**PROVIDED MATERIAL:**
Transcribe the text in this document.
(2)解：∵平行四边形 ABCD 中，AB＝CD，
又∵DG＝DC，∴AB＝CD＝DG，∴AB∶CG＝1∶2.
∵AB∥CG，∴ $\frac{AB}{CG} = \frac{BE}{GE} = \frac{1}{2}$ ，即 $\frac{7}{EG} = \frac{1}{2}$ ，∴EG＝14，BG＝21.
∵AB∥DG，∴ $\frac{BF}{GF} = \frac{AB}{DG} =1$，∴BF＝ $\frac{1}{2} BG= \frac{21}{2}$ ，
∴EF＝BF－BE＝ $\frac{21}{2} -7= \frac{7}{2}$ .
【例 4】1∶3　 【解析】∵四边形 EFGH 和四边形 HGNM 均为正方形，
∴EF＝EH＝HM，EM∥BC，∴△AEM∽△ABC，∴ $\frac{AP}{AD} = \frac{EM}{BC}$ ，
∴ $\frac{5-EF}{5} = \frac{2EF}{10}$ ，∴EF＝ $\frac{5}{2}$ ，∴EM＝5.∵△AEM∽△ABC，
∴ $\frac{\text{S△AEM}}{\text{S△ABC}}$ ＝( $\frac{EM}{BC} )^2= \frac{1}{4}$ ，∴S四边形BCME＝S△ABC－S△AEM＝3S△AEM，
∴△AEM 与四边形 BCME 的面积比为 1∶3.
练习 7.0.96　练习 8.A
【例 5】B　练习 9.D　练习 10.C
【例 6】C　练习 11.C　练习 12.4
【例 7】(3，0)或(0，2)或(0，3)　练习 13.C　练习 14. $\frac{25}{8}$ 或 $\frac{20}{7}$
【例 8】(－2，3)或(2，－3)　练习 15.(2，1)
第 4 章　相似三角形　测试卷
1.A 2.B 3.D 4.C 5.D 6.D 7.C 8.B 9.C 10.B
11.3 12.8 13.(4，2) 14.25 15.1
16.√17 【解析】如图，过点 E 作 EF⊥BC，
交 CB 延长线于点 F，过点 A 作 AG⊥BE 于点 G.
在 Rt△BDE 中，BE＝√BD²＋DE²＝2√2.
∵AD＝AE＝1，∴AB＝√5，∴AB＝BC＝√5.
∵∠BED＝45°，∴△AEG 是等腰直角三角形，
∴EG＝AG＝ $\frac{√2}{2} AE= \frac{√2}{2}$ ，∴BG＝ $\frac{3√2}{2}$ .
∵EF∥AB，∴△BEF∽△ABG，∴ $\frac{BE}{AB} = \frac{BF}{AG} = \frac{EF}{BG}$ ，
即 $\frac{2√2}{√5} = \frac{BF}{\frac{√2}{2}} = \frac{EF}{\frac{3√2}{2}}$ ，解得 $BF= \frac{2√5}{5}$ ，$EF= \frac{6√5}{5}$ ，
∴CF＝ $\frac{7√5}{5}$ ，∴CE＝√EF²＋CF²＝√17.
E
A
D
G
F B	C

**WHAT IS EXPECTED:** Print the records above in full, exactly.

**SOLUTION TO THIS EXERCISE:**
Transcribe the text in this document.
(2)解：∵平行四边形 ABCD 中，AB＝CD，
又∵DG＝DC，∴AB＝CD＝DG，∴AB∶CG＝1∶2.
∵AB∥CG，∴ $\frac{AB}{CG} = \frac{BE}{GE} = \frac{1}{2}$ ，即 $\frac{7}{EG} = \frac{1}{2}$ ，∴EG＝14，BG＝21.
∵AB∥DG，∴ $\frac{BF}{GF} = \frac{AB}{DG} =1$，∴BF＝ $\frac{1}{2} BG= \frac{21}{2}$ ，
∴EF＝BF－BE＝ $\frac{21}{2} -7= \frac{7}{2}$ .
【例 4】1∶3　 【解析】∵四边形 EFGH 和四边形 HGNM 均为正方形，
∴EF＝EH＝HM，EM∥BC，∴△AEM∽△ABC，∴ $\frac{AP}{AD} = \frac{EM}{BC}$ ，
∴ $\frac{5-EF}{5} = \frac{2EF}{10}$ ，∴EF＝ $\frac{5}{2}$ ，∴EM＝5.∵△AEM∽△ABC，
∴ $\frac{\text{S△AEM}}{\text{S△ABC}}$ ＝( $\frac{EM}{BC} )^2= \frac{1}{4}$ ，∴S四边形BCME＝S△ABC－S△AEM＝3S△AEM，
∴△AEM 与四边形 BCME 的面积比为 1∶3.
练习 7.0.96　练习 8.A
【例 5】B　练习 9.D　练习 10.C
【例 6】C　练习 11.C　练习 12.4
【例 7】(3，0)或(0，2)或(0，3)　练习 13.C　练习 14. $\frac{25}{8}$ 或 $\frac{20}{7}$
【例 8】(－2，3)或(2，－3)　练习 15.(2，1)
第 4 章　相似三角形　测试卷
1.A 2.B 3.D 4.C 5.D 6.D 7.C 8.B 9.C 10.B
11.3 12.8 13.(4，2) 14.25 15.1
16.√17 【解析】如图，过点 E 作 EF⊥BC，
交 CB 延长线于点 F，过点 A 作 AG⊥BE 于点 G.
在 Rt△BDE 中，BE＝√BD²＋DE²＝2√2.
∵AD＝AE＝1，∴AB＝√5，∴AB＝BC＝√5.
∵∠BED＝45°，∴△AEG 是等腰直角三角形，
∴EG＝AG＝ $\frac{√2}{2} AE= \frac{√2}{2}$ ，∴BG＝ $\frac{3√2}{2}$ .
∵EF∥AB，∴△BEF∽△ABG，∴ $\frac{BE}{AB} = \frac{BF}{AG} = \frac{EF}{BG}$ ，
即 $\frac{2√2}{√5} = \frac{BF}{\frac{√2}{2}} = \frac{EF}{\frac{3√2}{2}}$ ，解得 $BF= \frac{2√5}{5}$ ，$EF= \frac{6√5}{5}$ ，
∴CF＝ $\frac{7√5}{5}$ ，∴CE＝√EF²＋CF²＝√17.
E
A
D
G
F B	C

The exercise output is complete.